Entries with figure data
────────
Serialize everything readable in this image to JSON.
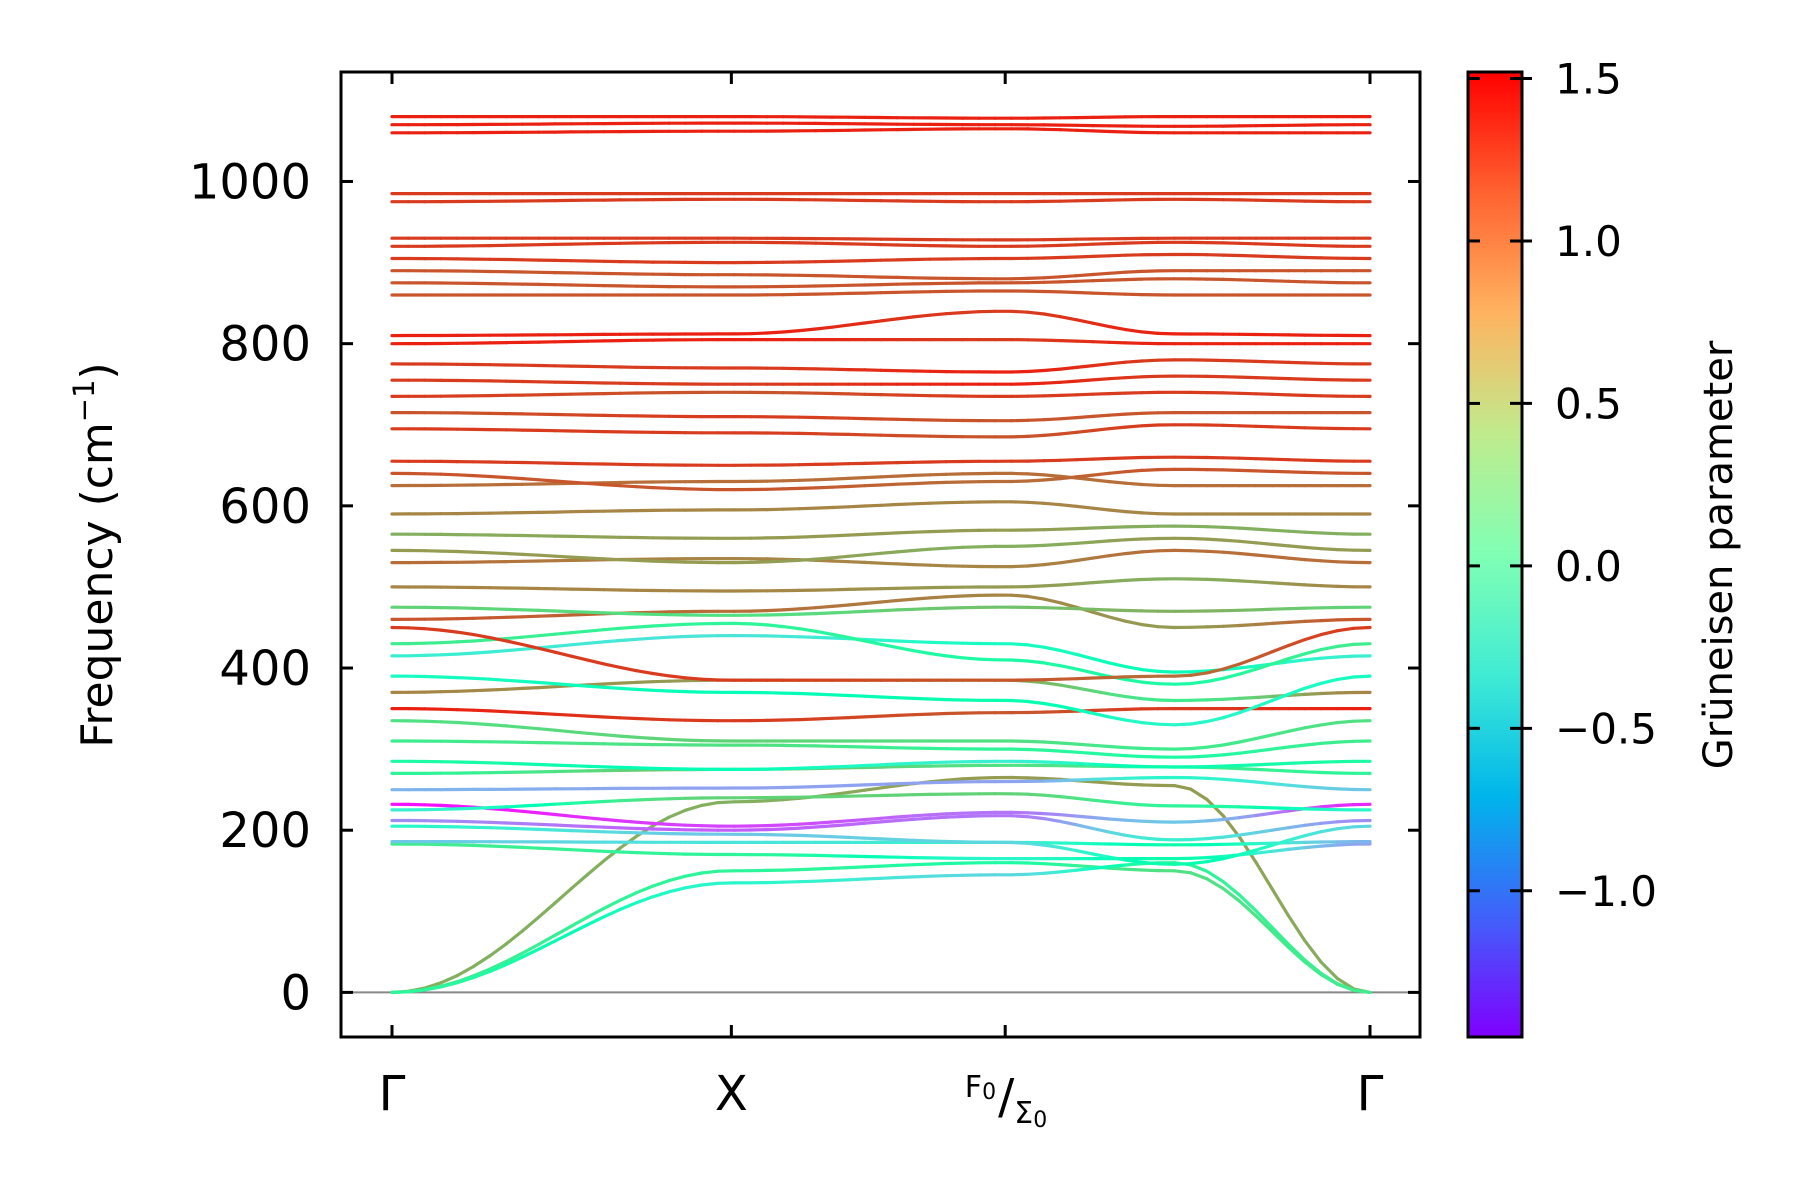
{
  "chart_data": {
    "type": "line",
    "title": "",
    "ylabel": "Frequency (cm",
    "ylabel_sup": "−1",
    "ylabel_close": ")",
    "ylim": [
      -55,
      1135
    ],
    "y_ticks": [
      0,
      200,
      400,
      600,
      800,
      1000
    ],
    "y_tick_labels": [
      "0",
      "200",
      "400",
      "600",
      "800",
      "1000"
    ],
    "k_path": {
      "positions": [
        0,
        0.347,
        0.627,
        1.0
      ],
      "labels": [
        "Γ",
        "X",
        "",
        "Γ"
      ],
      "special_label": {
        "index": 2,
        "top": "F",
        "top_sub": "0",
        "slash": "/",
        "bottom": "Σ",
        "bottom_sub": "0"
      }
    },
    "colorbar": {
      "label": "Grüneisen parameter",
      "range": [
        -1.45,
        1.52
      ],
      "ticks": [
        -1.0,
        -0.5,
        0.0,
        0.5,
        1.0,
        1.5
      ],
      "tick_labels": [
        "−1.0",
        "−0.5",
        "0.0",
        "0.5",
        "1.0",
        "1.5"
      ],
      "colormap": "rainbow"
    },
    "zero_line": {
      "value": 0,
      "color": "#888888"
    },
    "series": [
      {
        "f": [
          0,
          235,
          265,
          255,
          0
        ],
        "g": [
          0.8,
          0.8,
          0.9,
          0.9,
          0.8
        ]
      },
      {
        "f": [
          0,
          150,
          160,
          150,
          0
        ],
        "g": [
          0.4,
          0.3,
          0.2,
          0.5,
          0.4
        ]
      },
      {
        "f": [
          0,
          135,
          145,
          160,
          0
        ],
        "g": [
          0.3,
          -0.2,
          -0.5,
          0.3,
          0.4
        ]
      },
      {
        "f": [
          183,
          170,
          165,
          165,
          183
        ],
        "g": [
          0.4,
          0.3,
          -0.2,
          0.1,
          -0.8
        ]
      },
      {
        "f": [
          186,
          185,
          185,
          182,
          186
        ],
        "g": [
          -0.6,
          -0.4,
          -0.3,
          0.1,
          -0.7
        ]
      },
      {
        "f": [
          205,
          195,
          185,
          158,
          205
        ],
        "g": [
          -0.2,
          -0.6,
          -0.5,
          0.1,
          -0.5
        ]
      },
      {
        "f": [
          212,
          200,
          218,
          188,
          212
        ],
        "g": [
          -0.9,
          -1.1,
          -1.0,
          -0.3,
          -0.9
        ]
      },
      {
        "f": [
          232,
          205,
          222,
          210,
          232
        ],
        "g": [
          -1.4,
          -1.2,
          -1.0,
          -0.6,
          -1.3
        ]
      },
      {
        "f": [
          225,
          240,
          245,
          230,
          225
        ],
        "g": [
          -0.3,
          0.6,
          0.6,
          0.3,
          -0.2
        ]
      },
      {
        "f": [
          250,
          252,
          260,
          265,
          250
        ],
        "g": [
          -0.7,
          -0.8,
          -0.8,
          -0.2,
          -0.6
        ]
      },
      {
        "f": [
          270,
          275,
          280,
          278,
          270
        ],
        "g": [
          0.3,
          0.7,
          0.5,
          0.4,
          0.3
        ]
      },
      {
        "f": [
          285,
          275,
          285,
          278,
          285
        ],
        "g": [
          0.2,
          0.0,
          -0.3,
          0.1,
          0.2
        ]
      },
      {
        "f": [
          310,
          305,
          300,
          290,
          310
        ],
        "g": [
          0.4,
          0.5,
          0.3,
          0.2,
          0.4
        ]
      },
      {
        "f": [
          335,
          310,
          310,
          300,
          335
        ],
        "g": [
          0.5,
          0.6,
          0.5,
          0.4,
          0.5
        ]
      },
      {
        "f": [
          350,
          335,
          345,
          350,
          350
        ],
        "g": [
          1.4,
          1.3,
          1.2,
          1.3,
          1.4
        ]
      },
      {
        "f": [
          370,
          385,
          385,
          360,
          370
        ],
        "g": [
          1.0,
          0.9,
          0.8,
          0.4,
          1.0
        ]
      },
      {
        "f": [
          390,
          370,
          360,
          330,
          390
        ],
        "g": [
          -0.1,
          0.0,
          0.1,
          -0.2,
          -0.1
        ]
      },
      {
        "f": [
          415,
          440,
          430,
          395,
          415
        ],
        "g": [
          -0.3,
          -0.4,
          -0.1,
          0.0,
          -0.3
        ]
      },
      {
        "f": [
          430,
          455,
          410,
          380,
          430
        ],
        "g": [
          0.4,
          0.3,
          0.2,
          0.2,
          0.4
        ]
      },
      {
        "f": [
          450,
          385,
          385,
          390,
          450
        ],
        "g": [
          1.3,
          1.3,
          1.2,
          1.1,
          1.3
        ]
      },
      {
        "f": [
          460,
          470,
          490,
          450,
          460
        ],
        "g": [
          1.2,
          1.1,
          1.0,
          0.9,
          1.2
        ]
      },
      {
        "f": [
          475,
          465,
          475,
          470,
          475
        ],
        "g": [
          0.6,
          0.5,
          0.7,
          0.8,
          0.6
        ]
      },
      {
        "f": [
          500,
          495,
          500,
          510,
          500
        ],
        "g": [
          1.0,
          1.0,
          0.9,
          0.8,
          1.0
        ]
      },
      {
        "f": [
          530,
          535,
          525,
          545,
          530
        ],
        "g": [
          1.1,
          1.0,
          1.0,
          1.1,
          1.1
        ]
      },
      {
        "f": [
          545,
          530,
          550,
          560,
          545
        ],
        "g": [
          0.9,
          0.9,
          0.8,
          0.9,
          0.9
        ]
      },
      {
        "f": [
          565,
          560,
          570,
          575,
          565
        ],
        "g": [
          0.8,
          0.9,
          0.9,
          0.8,
          0.8
        ]
      },
      {
        "f": [
          590,
          595,
          605,
          590,
          590
        ],
        "g": [
          1.0,
          1.0,
          1.0,
          1.0,
          1.0
        ]
      },
      {
        "f": [
          625,
          630,
          640,
          625,
          625
        ],
        "g": [
          1.1,
          1.1,
          1.1,
          1.1,
          1.1
        ]
      },
      {
        "f": [
          640,
          620,
          630,
          645,
          640
        ],
        "g": [
          1.2,
          1.2,
          1.1,
          1.2,
          1.2
        ]
      },
      {
        "f": [
          655,
          650,
          655,
          660,
          655
        ],
        "g": [
          1.3,
          1.3,
          1.3,
          1.3,
          1.3
        ]
      },
      {
        "f": [
          695,
          690,
          685,
          700,
          695
        ],
        "g": [
          1.3,
          1.3,
          1.2,
          1.3,
          1.3
        ]
      },
      {
        "f": [
          715,
          710,
          705,
          715,
          715
        ],
        "g": [
          1.2,
          1.3,
          1.2,
          1.2,
          1.2
        ]
      },
      {
        "f": [
          735,
          740,
          735,
          740,
          735
        ],
        "g": [
          1.3,
          1.2,
          1.3,
          1.3,
          1.3
        ]
      },
      {
        "f": [
          755,
          750,
          750,
          760,
          755
        ],
        "g": [
          1.3,
          1.3,
          1.4,
          1.3,
          1.3
        ]
      },
      {
        "f": [
          775,
          770,
          765,
          780,
          775
        ],
        "g": [
          1.3,
          1.3,
          1.4,
          1.3,
          1.3
        ]
      },
      {
        "f": [
          800,
          805,
          805,
          800,
          800
        ],
        "g": [
          1.4,
          1.4,
          1.3,
          1.4,
          1.4
        ]
      },
      {
        "f": [
          810,
          812,
          840,
          812,
          810
        ],
        "g": [
          1.4,
          1.4,
          1.3,
          1.4,
          1.4
        ]
      },
      {
        "f": [
          860,
          860,
          865,
          860,
          860
        ],
        "g": [
          1.2,
          1.2,
          1.2,
          1.2,
          1.2
        ]
      },
      {
        "f": [
          875,
          870,
          875,
          880,
          875
        ],
        "g": [
          1.2,
          1.2,
          1.2,
          1.2,
          1.2
        ]
      },
      {
        "f": [
          890,
          885,
          880,
          890,
          890
        ],
        "g": [
          1.2,
          1.2,
          1.2,
          1.2,
          1.2
        ]
      },
      {
        "f": [
          905,
          900,
          905,
          910,
          905
        ],
        "g": [
          1.3,
          1.3,
          1.3,
          1.3,
          1.3
        ]
      },
      {
        "f": [
          920,
          925,
          920,
          925,
          920
        ],
        "g": [
          1.3,
          1.3,
          1.3,
          1.3,
          1.3
        ]
      },
      {
        "f": [
          930,
          930,
          928,
          930,
          930
        ],
        "g": [
          1.3,
          1.3,
          1.3,
          1.3,
          1.3
        ]
      },
      {
        "f": [
          975,
          978,
          975,
          978,
          975
        ],
        "g": [
          1.3,
          1.3,
          1.3,
          1.3,
          1.3
        ]
      },
      {
        "f": [
          985,
          985,
          985,
          985,
          985
        ],
        "g": [
          1.3,
          1.3,
          1.3,
          1.3,
          1.3
        ]
      },
      {
        "f": [
          1060,
          1062,
          1065,
          1060,
          1060
        ],
        "g": [
          1.4,
          1.4,
          1.4,
          1.4,
          1.4
        ]
      },
      {
        "f": [
          1070,
          1072,
          1070,
          1068,
          1070
        ],
        "g": [
          1.4,
          1.4,
          1.4,
          1.4,
          1.4
        ]
      },
      {
        "f": [
          1080,
          1080,
          1078,
          1080,
          1080
        ],
        "g": [
          1.4,
          1.4,
          1.4,
          1.4,
          1.4
        ]
      }
    ],
    "series_x": [
      0,
      0.347,
      0.627,
      0.8,
      1.0
    ]
  }
}
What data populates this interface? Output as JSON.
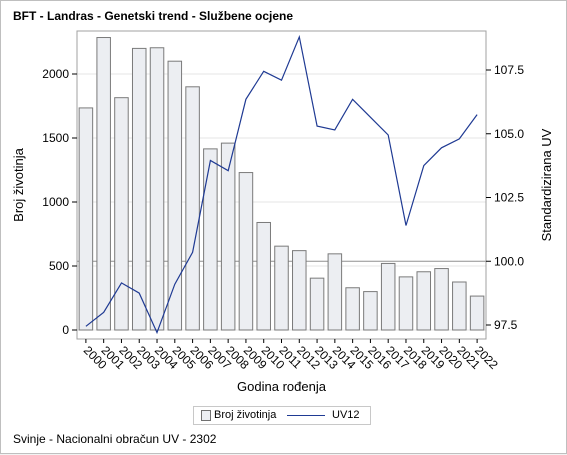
{
  "title": "BFT - Landras - Genetski trend - Službene ocjene",
  "footnote": "Svinje - Nacionalni obračun UV - 2302",
  "legend": {
    "bar_label": "Broj životinja",
    "line_label": "UV12"
  },
  "colors": {
    "bar_fill": "#eceef2",
    "bar_stroke": "#7a7a7a",
    "line": "#1f3a93",
    "grid": "#e6e6e6",
    "refline": "#909090"
  },
  "chart_data": {
    "type": "bar",
    "title": "BFT - Landras - Genetski trend - Službene ocjene",
    "xlabel": "Godina rođenja",
    "ylabel": "Broj životinja",
    "y2label": "Standardizirana UV",
    "categories": [
      "2000",
      "2001",
      "2002",
      "2003",
      "2004",
      "2005",
      "2006",
      "2007",
      "2008",
      "2009",
      "2010",
      "2011",
      "2012",
      "2013",
      "2014",
      "2015",
      "2016",
      "2017",
      "2018",
      "2019",
      "2020",
      "2021",
      "2022"
    ],
    "series": [
      {
        "name": "Broj životinja",
        "type": "bar",
        "axis": "left",
        "values": [
          1735,
          2285,
          1815,
          2200,
          2205,
          2100,
          1900,
          1415,
          1460,
          1230,
          840,
          655,
          620,
          405,
          595,
          330,
          300,
          520,
          415,
          455,
          480,
          375,
          265
        ]
      },
      {
        "name": "UV12",
        "type": "line",
        "axis": "right",
        "values": [
          97.45,
          98.0,
          99.15,
          98.75,
          97.2,
          99.1,
          100.35,
          103.95,
          103.55,
          106.35,
          107.45,
          107.1,
          108.8,
          105.3,
          105.15,
          106.35,
          105.65,
          104.95,
          101.4,
          103.75,
          104.45,
          104.8,
          105.75
        ]
      }
    ],
    "ylim": [
      0,
      2500
    ],
    "yticks": [
      "0",
      "500",
      "1000",
      "1500",
      "2000"
    ],
    "y2lim": [
      97.1,
      109.1
    ],
    "y2ticks": [
      "97.5",
      "100.0",
      "102.5",
      "105.0",
      "107.5"
    ],
    "refline_y2": 100.0,
    "grid": true,
    "legend_position": "bottom-center"
  }
}
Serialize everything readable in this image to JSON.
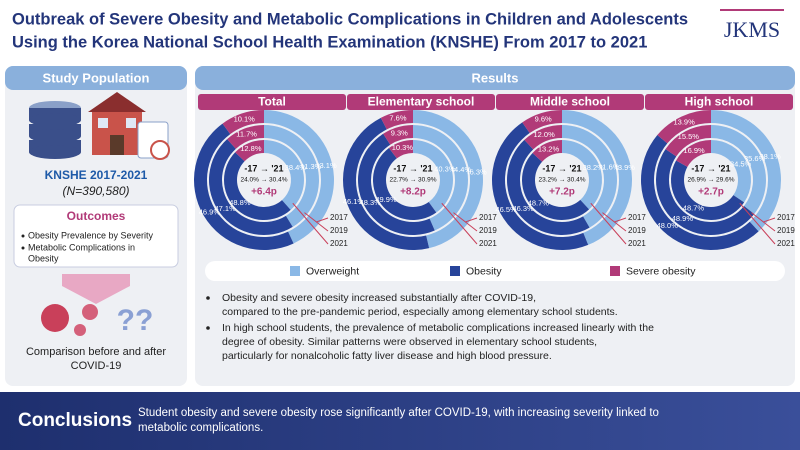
{
  "header": {
    "title": [
      "Outbreak of Severe Obesity and Metabolic Complications in Children and Adolescents",
      "Using the Korea National School Health Examination (KNSHE) From 2017 to 2021"
    ],
    "logo": "JKMS"
  },
  "left_panel": {
    "heading": "Study Population",
    "dataset": "KNSHE 2017-2021",
    "sample": "(N=390,580)",
    "outcomes_heading": "Outcomes",
    "outcomes": [
      [
        "Obesity Prevalence by Severity"
      ],
      [
        "Metabolic Complications in",
        "Obesity"
      ]
    ],
    "comparison": [
      "Comparison before and after",
      "COVID-19"
    ]
  },
  "results": {
    "heading": "Results",
    "bullets": [
      [
        "Obesity and severe obesity increased substantially after COVID-19,",
        "compared to the pre-pandemic period, especially among elementary school students."
      ],
      [
        "In high school students, the prevalence of metabolic complications increased linearly with the",
        "degree of obesity. Similar patterns were observed in elementary school students,",
        "particularly for nonalcoholic fatty liver disease and high blood pressure."
      ]
    ]
  },
  "conclusions": {
    "heading": "Conclusions",
    "text": [
      "Student obesity and severe obesity rose significantly after COVID-19, with increasing severity linked to",
      "metabolic complications."
    ]
  },
  "chart_data": [
    {
      "type": "donut",
      "title": "Total",
      "rings": [
        "2017",
        "2019",
        "2021"
      ],
      "center": [
        "-17 → '21",
        "24.0% → 30.4%",
        "+6.4p"
      ],
      "series": [
        {
          "name": "Overweight",
          "color": "#8ab8e6",
          "values": [
            43.1,
            41.3,
            38.4
          ],
          "value_labels": [
            "43.1%",
            "41.3%",
            "38.4%"
          ]
        },
        {
          "name": "Obesity",
          "color": "#27449a",
          "values": [
            46.9,
            47.1,
            48.8
          ],
          "value_labels": [
            "46.9%",
            "47.1%",
            "48.8%"
          ]
        },
        {
          "name": "Severe obesity",
          "color": "#b13a78",
          "values": [
            10.1,
            11.7,
            12.8
          ],
          "value_labels": [
            "10.1%",
            "11.7%",
            "12.8%"
          ]
        }
      ]
    },
    {
      "type": "donut",
      "title": "Elementary school",
      "rings": [
        "2017",
        "2019",
        "2021"
      ],
      "center": [
        "-17 → '21",
        "22.7% → 30.9%",
        "+8.2p"
      ],
      "series": [
        {
          "color": "#8ab8e6",
          "values": [
            46.3,
            44.4,
            40.3
          ],
          "value_labels": [
            "46.3%",
            "44.4%",
            "40.3%"
          ]
        },
        {
          "color": "#27449a",
          "values": [
            46.1,
            48.3,
            49.9
          ],
          "value_labels": [
            "46.1%",
            "48.3%",
            "49.9%"
          ]
        },
        {
          "color": "#b13a78",
          "values": [
            7.6,
            9.3,
            10.3
          ],
          "value_labels": [
            "7.6%",
            "9.3%",
            "10.3%"
          ]
        }
      ]
    },
    {
      "type": "donut",
      "title": "Middle school",
      "rings": [
        "2017",
        "2019",
        "2021"
      ],
      "center": [
        "-17 → '21",
        "23.2% → 30.4%",
        "+7.2p"
      ],
      "series": [
        {
          "color": "#8ab8e6",
          "values": [
            43.9,
            41.6,
            38.2
          ],
          "value_labels": [
            "43.9%",
            "41.6%",
            "38.2%"
          ]
        },
        {
          "color": "#27449a",
          "values": [
            46.5,
            46.3,
            48.7
          ],
          "value_labels": [
            "46.5%",
            "46.3%",
            "48.7%"
          ]
        },
        {
          "color": "#b13a78",
          "values": [
            9.6,
            12.0,
            13.2
          ],
          "value_labels": [
            "9.6%",
            "12.0%",
            "13.2%"
          ]
        }
      ]
    },
    {
      "type": "donut",
      "title": "High school",
      "rings": [
        "2017",
        "2019",
        "2021"
      ],
      "center": [
        "-17 → '21",
        "26.9% → 29.6%",
        "+2.7p"
      ],
      "series": [
        {
          "color": "#8ab8e6",
          "values": [
            38.1,
            35.6,
            34.5
          ],
          "value_labels": [
            "38.1%",
            "35.6%",
            "34.5%"
          ]
        },
        {
          "color": "#27449a",
          "values": [
            48.0,
            48.9,
            48.7
          ],
          "value_labels": [
            "48.0%",
            "48.9%",
            "48.7%"
          ]
        },
        {
          "color": "#b13a78",
          "values": [
            13.9,
            15.5,
            16.9
          ],
          "value_labels": [
            "13.9%",
            "15.5%",
            "16.9%"
          ]
        }
      ]
    }
  ]
}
────────
§ **Task goal**:
Give the number of lines above in which the word "name" occurs, with nothing else.

§ **Correct output**:
5